▸ **WORK TO COMPLETE**
The lines to extract start at the one containing "Give me a plain-text" and end with the last line; give them exactly and nothing more.

▸ **GIVEN ENTRIES**
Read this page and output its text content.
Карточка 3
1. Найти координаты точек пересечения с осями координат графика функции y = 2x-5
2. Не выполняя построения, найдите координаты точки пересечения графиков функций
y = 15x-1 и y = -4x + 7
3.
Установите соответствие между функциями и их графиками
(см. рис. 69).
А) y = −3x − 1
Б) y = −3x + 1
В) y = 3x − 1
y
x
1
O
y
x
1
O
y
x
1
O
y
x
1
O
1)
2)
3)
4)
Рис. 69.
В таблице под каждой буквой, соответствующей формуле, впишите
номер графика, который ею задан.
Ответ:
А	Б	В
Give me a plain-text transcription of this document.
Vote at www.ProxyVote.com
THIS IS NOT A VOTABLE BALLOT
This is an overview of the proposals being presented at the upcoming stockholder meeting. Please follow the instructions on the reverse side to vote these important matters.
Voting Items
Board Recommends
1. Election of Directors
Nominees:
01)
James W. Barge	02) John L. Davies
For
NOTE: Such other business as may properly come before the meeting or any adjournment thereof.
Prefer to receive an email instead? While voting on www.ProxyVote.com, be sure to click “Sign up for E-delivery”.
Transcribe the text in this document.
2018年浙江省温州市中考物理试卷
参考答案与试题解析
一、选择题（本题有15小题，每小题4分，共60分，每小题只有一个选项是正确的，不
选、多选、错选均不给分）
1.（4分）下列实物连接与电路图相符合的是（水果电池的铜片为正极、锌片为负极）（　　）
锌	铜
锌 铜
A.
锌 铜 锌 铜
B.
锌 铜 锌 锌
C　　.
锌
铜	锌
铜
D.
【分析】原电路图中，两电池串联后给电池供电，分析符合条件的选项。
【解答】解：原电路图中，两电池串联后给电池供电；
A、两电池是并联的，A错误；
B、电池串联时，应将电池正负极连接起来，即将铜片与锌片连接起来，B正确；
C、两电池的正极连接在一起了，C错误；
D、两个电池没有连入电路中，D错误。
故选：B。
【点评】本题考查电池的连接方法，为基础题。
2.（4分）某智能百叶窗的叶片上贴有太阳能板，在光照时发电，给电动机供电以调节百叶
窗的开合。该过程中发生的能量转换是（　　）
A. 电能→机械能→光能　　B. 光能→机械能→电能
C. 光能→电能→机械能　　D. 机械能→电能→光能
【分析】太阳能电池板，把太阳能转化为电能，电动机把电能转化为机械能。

▸ **TASK OUTPUT**
Give me a plain-text transcription of this document.
Vote at www.ProxyVote.com
THIS IS NOT A VOTABLE BALLOT
This is an overview of the proposals being presented at the upcoming stockholder meeting. Please follow the instructions on the reverse side to vote these important matters.
Voting Items
Board Recommends
1. Election of Directors
Nominees:
01)
James W. Barge	02) John L. Davies
For
NOTE: Such other business as may properly come before the meeting or any adjournment thereof.
Prefer to receive an email instead? While voting on www.ProxyVote.com, be sure to click “Sign up for E-delivery”.
Transcribe the text in this document.
2018年浙江省温州市中考物理试卷
参考答案与试题解析
一、选择题（本题有15小题，每小题4分，共60分，每小题只有一个选项是正确的，不
选、多选、错选均不给分）
1.（4分）下列实物连接与电路图相符合的是（水果电池的铜片为正极、锌片为负极）（　　）
锌	铜
锌 铜
A.
锌 铜 锌 铜
B.
锌 铜 锌 锌
C　　.
锌
铜	锌
铜
D.
【分析】原电路图中，两电池串联后给电池供电，分析符合条件的选项。
【解答】解：原电路图中，两电池串联后给电池供电；
A、两电池是并联的，A错误；
B、电池串联时，应将电池正负极连接起来，即将铜片与锌片连接起来，B正确；
C、两电池的正极连接在一起了，C错误；
D、两个电池没有连入电路中，D错误。
故选：B。
【点评】本题考查电池的连接方法，为基础题。
2.（4分）某智能百叶窗的叶片上贴有太阳能板，在光照时发电，给电动机供电以调节百叶
窗的开合。该过程中发生的能量转换是（　　）
A. 电能→机械能→光能　　B. 光能→机械能→电能
C. 光能→电能→机械能　　D. 机械能→电能→光能
【分析】太阳能电池板，把太阳能转化为电能，电动机把电能转化为机械能。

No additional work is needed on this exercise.